Show every line containing "JSON" by copying it.

Entries from a dataset
* START *

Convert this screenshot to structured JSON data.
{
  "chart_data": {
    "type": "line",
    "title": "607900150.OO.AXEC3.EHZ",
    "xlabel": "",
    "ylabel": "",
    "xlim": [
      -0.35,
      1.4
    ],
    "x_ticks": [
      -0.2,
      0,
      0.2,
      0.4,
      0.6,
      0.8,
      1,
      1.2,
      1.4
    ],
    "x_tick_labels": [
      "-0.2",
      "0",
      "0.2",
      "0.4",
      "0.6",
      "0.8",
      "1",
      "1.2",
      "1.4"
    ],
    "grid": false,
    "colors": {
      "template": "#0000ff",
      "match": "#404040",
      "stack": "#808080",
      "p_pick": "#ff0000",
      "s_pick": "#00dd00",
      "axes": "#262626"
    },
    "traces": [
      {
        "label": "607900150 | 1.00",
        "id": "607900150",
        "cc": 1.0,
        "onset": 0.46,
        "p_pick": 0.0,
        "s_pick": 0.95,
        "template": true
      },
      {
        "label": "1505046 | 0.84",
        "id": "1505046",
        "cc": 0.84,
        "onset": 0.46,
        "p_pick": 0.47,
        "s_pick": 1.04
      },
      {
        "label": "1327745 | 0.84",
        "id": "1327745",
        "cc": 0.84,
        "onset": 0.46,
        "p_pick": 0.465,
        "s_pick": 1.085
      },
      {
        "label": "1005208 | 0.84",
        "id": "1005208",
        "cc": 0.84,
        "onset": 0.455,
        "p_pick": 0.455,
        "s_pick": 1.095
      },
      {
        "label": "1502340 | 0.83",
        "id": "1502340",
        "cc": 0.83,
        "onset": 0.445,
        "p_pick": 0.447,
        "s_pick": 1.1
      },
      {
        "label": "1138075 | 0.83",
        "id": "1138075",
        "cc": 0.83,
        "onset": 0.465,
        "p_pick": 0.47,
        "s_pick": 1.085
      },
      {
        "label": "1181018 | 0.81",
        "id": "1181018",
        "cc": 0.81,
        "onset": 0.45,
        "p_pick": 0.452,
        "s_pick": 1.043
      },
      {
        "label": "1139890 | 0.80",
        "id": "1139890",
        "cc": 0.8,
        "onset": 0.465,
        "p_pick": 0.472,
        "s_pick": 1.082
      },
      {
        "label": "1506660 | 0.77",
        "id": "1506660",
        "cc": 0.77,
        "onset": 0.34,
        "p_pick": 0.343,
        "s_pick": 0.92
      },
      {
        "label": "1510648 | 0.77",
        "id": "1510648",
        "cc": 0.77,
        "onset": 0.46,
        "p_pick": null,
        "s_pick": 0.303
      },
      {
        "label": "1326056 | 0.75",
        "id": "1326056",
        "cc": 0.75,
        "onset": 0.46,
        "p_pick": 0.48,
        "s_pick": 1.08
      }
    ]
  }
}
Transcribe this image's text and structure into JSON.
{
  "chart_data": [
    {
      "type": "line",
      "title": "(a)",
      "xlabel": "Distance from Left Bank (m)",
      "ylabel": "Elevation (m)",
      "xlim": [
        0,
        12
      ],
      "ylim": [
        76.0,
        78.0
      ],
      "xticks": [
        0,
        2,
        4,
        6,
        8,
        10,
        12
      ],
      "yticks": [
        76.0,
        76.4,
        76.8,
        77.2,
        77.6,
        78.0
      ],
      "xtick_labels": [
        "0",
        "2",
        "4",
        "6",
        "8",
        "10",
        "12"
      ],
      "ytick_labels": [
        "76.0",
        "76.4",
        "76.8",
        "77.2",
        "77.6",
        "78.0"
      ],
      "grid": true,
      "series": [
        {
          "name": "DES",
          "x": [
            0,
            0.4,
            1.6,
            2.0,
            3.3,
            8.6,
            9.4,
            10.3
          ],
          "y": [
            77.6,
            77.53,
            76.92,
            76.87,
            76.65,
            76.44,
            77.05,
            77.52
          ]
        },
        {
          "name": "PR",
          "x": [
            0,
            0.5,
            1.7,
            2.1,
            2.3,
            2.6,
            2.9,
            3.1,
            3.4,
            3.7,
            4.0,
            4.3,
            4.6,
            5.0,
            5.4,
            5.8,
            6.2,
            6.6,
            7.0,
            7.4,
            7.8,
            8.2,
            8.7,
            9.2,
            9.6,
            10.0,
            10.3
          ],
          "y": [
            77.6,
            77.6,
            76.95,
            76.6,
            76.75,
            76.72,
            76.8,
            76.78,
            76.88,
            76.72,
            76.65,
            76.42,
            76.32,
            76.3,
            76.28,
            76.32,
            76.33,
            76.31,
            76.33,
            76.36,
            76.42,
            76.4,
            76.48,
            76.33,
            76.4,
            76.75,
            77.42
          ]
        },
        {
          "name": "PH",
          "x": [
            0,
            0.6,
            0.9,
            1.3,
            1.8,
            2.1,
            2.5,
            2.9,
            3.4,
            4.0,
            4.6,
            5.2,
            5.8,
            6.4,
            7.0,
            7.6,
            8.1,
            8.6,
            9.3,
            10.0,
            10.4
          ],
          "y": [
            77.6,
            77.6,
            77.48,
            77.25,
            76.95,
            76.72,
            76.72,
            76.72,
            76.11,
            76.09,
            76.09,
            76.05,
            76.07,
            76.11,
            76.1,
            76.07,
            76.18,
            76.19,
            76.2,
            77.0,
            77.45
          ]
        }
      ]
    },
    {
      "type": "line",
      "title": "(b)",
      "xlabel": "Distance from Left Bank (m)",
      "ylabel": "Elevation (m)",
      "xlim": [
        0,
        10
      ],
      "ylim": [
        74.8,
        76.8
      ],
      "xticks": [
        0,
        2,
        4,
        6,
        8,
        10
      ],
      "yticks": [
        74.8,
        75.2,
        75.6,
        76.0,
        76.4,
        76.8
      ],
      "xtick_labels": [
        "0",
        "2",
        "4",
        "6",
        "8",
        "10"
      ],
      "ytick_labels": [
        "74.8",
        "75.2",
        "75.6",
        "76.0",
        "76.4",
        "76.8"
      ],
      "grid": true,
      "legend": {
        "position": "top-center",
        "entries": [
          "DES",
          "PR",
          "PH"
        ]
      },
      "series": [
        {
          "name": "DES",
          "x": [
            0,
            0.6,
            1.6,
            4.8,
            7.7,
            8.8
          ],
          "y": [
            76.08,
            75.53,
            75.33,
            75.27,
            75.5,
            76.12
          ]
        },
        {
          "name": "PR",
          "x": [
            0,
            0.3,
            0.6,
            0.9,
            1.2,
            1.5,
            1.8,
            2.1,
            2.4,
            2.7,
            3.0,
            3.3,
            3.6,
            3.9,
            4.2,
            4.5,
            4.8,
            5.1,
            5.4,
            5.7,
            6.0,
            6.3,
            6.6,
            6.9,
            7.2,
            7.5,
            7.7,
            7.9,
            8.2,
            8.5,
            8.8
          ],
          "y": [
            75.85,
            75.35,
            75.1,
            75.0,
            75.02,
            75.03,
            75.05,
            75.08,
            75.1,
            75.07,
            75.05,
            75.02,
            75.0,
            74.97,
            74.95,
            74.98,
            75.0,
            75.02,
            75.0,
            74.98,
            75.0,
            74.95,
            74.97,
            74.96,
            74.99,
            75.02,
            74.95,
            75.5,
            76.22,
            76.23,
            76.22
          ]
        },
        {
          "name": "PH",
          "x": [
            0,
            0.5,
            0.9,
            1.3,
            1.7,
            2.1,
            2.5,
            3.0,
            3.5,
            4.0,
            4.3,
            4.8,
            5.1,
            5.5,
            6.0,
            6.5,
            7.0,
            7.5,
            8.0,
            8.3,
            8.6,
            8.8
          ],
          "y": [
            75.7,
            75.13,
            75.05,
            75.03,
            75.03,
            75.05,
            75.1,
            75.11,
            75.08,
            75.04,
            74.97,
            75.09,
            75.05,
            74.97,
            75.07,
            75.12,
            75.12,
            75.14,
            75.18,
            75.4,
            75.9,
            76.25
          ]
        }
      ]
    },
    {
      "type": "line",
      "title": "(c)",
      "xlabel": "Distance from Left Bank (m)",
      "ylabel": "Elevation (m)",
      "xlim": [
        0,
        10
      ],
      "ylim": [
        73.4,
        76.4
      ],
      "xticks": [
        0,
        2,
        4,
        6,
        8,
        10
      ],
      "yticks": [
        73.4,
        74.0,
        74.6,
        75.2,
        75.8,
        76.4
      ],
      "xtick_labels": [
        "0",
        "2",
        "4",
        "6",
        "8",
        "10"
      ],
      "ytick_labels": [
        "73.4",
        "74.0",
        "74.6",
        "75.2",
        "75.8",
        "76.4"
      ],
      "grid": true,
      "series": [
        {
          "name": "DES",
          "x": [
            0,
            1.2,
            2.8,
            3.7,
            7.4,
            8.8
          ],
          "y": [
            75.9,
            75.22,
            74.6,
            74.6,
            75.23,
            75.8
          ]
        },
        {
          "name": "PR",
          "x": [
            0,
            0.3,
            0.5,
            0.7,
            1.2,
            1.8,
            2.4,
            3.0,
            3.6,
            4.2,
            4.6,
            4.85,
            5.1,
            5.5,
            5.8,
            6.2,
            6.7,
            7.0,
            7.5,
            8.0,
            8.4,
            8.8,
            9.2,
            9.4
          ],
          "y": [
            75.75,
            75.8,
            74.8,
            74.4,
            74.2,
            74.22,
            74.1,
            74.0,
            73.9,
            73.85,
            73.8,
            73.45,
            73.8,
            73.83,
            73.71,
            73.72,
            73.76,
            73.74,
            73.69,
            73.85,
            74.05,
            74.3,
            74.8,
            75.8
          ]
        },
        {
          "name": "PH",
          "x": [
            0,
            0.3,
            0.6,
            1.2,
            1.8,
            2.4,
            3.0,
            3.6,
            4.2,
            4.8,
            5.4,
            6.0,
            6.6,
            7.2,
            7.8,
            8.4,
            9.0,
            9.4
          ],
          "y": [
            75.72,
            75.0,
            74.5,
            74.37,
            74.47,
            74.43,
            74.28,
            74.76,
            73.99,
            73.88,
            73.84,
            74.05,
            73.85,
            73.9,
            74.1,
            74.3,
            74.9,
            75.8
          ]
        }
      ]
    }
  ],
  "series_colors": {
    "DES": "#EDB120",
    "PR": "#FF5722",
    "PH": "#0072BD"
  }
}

* END *

▸ **Output of the exercise**:
Convert this screenshot to structured JSON data.
Transcribe this image's text and structure into JSON.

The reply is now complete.